Description of the task >>
Return the material word for word. Do not include pictures.

====== Exercise inputs ======

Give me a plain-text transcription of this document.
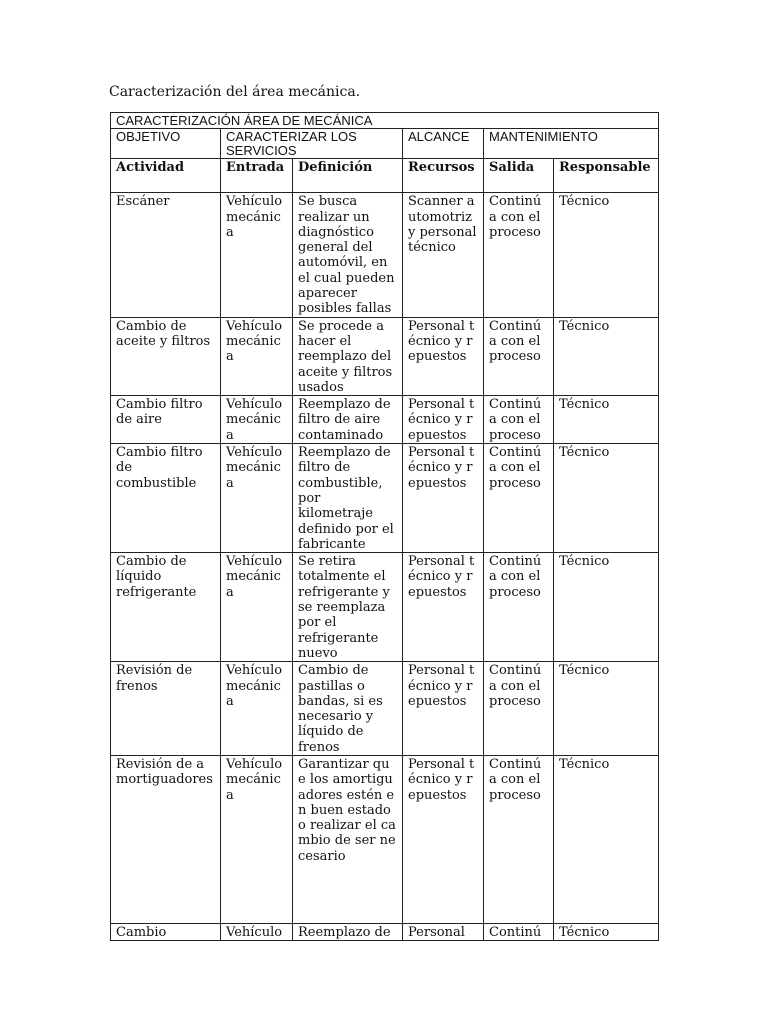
Caracterización del área mecánica.
CARACTERIZACIÓN ÁREA DE MECÁNICA					
OBJETIVO	CARACTERIZAR LOS SERVICIOS		ALCANCE	MANTENIMIENTO	
Actividad	Entrada	Definición	Recursos	Salida	Responsable
Escáner	Vehículo mecánica	Se busca realizar un diagnóstico general del automóvil, en el cual pueden aparecer posibles fallas	Scanner automotriz y personal técnico	Continúa con el proceso	Técnico
Cambio de aceite y filtros	Vehículo mecánica	Se procede a hacer el reemplazo del aceite y filtros usados	Personal técnico y repuestos	Continúa con el proceso	Técnico
Cambio filtro de aire	Vehículo mecánica	Reemplazo de filtro de aire contaminado	Personal técnico y repuestos	Continúa con el proceso	Técnico
Cambio filtro de combustible	Vehículo mecánica	Reemplazo de filtro de combustible, por kilometraje definido por el fabricante	Personal técnico y repuestos	Continúa con el proceso	Técnico
Cambio de líquido refrigerante	Vehículo mecánica	Se retira totalmente el refrigerante y se reemplaza por el refrigerante nuevo	Personal técnico y repuestos	Continúa con el proceso	Técnico
Revisión de frenos	Vehículo mecánica	Cambio de pastillas o bandas, si es necesario y líquido de frenos	Personal técnico y repuestos	Continúa con el proceso	Técnico
Revisión de amortiguadores	Vehículo mecánica	Garantizar que los amortiguadores estén en buen estado o realizar el cambio de ser necesario	Personal técnico y repuestos	Continúa con el proceso	Técnico
Cambio	Vehículo	Reemplazo de	Personal	Continú	Técnico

======

Output of the exercise >>
Give me a plain-text transcription of this document.
Caracterización del área mecánica.
CARACTERIZACIÓN ÁREA DE MECÁNICA					
OBJETIVO	CARACTERIZAR LOS SERVICIOS		ALCANCE	MANTENIMIENTO	
Actividad	Entrada	Definición	Recursos	Salida	Responsable
Escáner	Vehículo mecánica	Se busca realizar un diagnóstico general del automóvil, en el cual pueden aparecer posibles fallas	Scanner automotriz y personal técnico	Continúa con el proceso	Técnico
Cambio de aceite y filtros	Vehículo mecánica	Se procede a hacer el reemplazo del aceite y filtros usados	Personal técnico y repuestos	Continúa con el proceso	Técnico
Cambio filtro de aire	Vehículo mecánica	Reemplazo de filtro de aire contaminado	Personal técnico y repuestos	Continúa con el proceso	Técnico
Cambio filtro de combustible	Vehículo mecánica	Reemplazo de filtro de combustible, por kilometraje definido por el fabricante	Personal técnico y repuestos	Continúa con el proceso	Técnico
Cambio de líquido refrigerante	Vehículo mecánica	Se retira totalmente el refrigerante y se reemplaza por el refrigerante nuevo	Personal técnico y repuestos	Continúa con el proceso	Técnico
Revisión de frenos	Vehículo mecánica	Cambio de pastillas o bandas, si es necesario y líquido de frenos	Personal técnico y repuestos	Continúa con el proceso	Técnico
Revisión de amortiguadores	Vehículo mecánica	Garantizar que los amortiguadores estén en buen estado o realizar el cambio de ser necesario	Personal técnico y repuestos	Continúa con el proceso	Técnico
Cambio	Vehículo	Reemplazo de	Personal	Continú	Técnico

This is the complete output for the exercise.